* [What the exercise asks]: Report, word for word, every line of the material that contains "dégradation".

* [Extracted material]:
· · · ·
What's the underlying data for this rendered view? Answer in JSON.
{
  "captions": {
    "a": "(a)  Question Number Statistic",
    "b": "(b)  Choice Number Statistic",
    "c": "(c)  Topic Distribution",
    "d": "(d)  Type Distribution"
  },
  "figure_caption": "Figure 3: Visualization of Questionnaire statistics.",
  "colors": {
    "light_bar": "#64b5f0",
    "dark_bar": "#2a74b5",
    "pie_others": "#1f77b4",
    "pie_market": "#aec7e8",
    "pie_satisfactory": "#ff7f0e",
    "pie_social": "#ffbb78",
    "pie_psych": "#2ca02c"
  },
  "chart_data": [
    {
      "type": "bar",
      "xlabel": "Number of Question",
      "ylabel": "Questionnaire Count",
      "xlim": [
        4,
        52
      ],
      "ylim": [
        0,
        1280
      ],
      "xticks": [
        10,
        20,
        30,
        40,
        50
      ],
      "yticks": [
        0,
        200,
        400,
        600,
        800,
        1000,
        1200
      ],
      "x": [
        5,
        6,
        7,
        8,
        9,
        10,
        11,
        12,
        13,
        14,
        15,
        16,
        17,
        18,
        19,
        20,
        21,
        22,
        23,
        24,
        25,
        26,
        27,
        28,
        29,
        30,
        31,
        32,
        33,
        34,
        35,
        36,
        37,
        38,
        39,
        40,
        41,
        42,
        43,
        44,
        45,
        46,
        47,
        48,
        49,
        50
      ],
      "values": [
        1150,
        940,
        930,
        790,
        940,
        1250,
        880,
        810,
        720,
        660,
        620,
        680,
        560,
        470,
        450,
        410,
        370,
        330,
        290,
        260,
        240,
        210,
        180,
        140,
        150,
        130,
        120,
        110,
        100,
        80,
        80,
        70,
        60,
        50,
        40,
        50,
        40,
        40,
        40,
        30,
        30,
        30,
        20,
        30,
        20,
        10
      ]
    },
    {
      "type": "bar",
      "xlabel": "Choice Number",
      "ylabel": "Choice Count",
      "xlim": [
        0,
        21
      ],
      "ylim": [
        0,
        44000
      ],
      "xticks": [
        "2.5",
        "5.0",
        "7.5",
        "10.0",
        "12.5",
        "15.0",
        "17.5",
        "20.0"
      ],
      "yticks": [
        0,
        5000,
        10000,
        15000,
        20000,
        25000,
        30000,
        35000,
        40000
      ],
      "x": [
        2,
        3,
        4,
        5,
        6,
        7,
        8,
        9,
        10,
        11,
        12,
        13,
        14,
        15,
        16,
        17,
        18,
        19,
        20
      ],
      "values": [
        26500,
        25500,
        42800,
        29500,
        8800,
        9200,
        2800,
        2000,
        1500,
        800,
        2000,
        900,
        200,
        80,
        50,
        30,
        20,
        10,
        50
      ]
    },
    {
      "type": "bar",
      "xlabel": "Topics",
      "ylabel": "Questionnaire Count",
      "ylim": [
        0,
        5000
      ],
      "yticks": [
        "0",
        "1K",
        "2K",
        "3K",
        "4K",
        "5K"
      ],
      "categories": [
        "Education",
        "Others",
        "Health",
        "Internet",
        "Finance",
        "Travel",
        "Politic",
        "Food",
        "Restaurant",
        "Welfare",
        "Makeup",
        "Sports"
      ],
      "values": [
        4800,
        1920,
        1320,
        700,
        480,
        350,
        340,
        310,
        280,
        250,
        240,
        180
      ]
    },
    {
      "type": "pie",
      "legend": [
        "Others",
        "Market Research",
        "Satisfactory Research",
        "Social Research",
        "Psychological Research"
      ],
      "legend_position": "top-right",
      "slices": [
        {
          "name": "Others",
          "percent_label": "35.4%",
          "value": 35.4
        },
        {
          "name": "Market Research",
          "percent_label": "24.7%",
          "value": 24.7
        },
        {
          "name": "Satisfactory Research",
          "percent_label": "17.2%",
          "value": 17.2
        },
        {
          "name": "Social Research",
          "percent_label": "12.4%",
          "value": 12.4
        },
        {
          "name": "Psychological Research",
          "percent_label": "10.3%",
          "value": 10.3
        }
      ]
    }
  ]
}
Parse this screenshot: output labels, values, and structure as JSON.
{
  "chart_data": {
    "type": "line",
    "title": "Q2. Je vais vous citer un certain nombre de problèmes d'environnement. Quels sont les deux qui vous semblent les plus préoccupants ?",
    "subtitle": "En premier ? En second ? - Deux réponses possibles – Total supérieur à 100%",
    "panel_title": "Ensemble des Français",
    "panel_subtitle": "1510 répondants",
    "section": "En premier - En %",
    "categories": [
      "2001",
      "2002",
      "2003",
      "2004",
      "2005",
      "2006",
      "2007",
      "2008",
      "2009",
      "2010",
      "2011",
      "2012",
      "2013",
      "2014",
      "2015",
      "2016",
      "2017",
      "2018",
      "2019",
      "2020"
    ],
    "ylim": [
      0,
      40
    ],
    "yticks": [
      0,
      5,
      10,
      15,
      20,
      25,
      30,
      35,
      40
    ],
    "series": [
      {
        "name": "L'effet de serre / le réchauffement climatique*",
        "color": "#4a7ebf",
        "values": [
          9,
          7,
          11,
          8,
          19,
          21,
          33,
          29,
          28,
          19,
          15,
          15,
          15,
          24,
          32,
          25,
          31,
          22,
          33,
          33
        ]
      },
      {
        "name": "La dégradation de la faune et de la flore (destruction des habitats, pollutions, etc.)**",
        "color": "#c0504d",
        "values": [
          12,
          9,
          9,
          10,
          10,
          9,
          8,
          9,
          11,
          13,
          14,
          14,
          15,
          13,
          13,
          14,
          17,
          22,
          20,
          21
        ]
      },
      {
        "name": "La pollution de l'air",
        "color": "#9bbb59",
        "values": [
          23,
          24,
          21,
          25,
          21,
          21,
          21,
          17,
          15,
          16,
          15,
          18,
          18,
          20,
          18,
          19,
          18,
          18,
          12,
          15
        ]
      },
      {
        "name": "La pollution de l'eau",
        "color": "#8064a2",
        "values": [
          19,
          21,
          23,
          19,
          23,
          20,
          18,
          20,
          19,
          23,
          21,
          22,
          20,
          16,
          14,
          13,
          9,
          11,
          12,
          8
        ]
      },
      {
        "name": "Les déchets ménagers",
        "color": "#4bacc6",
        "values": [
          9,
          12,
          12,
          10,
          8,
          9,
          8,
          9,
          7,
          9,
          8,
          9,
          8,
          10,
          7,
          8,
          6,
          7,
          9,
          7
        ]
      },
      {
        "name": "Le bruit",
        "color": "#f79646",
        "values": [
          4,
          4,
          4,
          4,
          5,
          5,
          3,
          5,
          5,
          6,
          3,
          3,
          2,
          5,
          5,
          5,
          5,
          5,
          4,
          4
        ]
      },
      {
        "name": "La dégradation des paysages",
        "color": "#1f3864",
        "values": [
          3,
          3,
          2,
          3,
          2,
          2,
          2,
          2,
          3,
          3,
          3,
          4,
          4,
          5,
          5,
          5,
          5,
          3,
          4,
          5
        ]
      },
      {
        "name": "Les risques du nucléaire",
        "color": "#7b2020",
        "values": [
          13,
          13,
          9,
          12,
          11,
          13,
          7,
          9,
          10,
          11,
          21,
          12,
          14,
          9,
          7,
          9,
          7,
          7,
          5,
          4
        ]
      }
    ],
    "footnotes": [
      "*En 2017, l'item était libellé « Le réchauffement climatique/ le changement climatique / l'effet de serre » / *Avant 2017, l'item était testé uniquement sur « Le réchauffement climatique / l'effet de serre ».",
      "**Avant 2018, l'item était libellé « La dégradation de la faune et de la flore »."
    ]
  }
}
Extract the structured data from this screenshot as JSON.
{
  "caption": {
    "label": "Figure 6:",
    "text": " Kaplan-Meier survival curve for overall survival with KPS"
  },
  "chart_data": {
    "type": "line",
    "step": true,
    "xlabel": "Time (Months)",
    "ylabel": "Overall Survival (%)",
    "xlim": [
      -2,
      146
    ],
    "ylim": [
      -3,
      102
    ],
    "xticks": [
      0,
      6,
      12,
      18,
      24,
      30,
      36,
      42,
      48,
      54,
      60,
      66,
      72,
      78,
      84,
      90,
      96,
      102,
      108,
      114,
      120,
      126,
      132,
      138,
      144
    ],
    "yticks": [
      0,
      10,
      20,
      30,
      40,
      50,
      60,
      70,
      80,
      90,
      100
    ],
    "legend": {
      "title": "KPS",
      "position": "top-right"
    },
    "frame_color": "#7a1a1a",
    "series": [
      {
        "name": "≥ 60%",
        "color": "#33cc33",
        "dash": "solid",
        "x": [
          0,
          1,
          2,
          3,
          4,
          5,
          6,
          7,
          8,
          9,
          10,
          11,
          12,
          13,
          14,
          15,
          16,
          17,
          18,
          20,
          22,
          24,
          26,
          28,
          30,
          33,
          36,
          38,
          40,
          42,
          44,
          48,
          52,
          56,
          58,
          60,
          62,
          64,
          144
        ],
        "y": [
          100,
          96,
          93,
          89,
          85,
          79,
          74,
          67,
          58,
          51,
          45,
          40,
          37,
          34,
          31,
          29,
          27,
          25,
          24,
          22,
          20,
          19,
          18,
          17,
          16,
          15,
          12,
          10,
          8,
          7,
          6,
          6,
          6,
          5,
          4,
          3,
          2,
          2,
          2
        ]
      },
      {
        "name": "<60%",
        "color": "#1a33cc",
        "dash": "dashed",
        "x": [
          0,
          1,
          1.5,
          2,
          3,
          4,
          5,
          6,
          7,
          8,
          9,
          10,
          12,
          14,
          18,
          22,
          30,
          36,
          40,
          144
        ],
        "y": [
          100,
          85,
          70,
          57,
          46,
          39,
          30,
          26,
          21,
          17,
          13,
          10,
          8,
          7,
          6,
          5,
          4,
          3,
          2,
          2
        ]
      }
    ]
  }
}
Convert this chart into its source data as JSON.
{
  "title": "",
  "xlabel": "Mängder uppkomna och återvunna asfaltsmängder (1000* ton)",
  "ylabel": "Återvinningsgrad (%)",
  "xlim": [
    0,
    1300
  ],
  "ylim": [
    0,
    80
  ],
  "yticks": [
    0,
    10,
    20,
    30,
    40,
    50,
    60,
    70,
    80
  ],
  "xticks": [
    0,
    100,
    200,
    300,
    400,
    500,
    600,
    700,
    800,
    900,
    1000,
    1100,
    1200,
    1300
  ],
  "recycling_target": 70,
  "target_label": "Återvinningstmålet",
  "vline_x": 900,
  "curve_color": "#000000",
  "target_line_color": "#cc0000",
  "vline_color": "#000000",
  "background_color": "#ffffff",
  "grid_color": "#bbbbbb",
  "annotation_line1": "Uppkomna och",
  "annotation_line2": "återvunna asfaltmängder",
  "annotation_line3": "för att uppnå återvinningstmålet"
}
· · · ·
* [Written answer]:
        "name": "La dégradation de la faune et de la flore (destruction des habitats, pollutions, etc.)**",
        "name": "La dégradation des paysages",
      "**Avant 2018, l'item était libellé « La dégradation de la faune et de la flore »."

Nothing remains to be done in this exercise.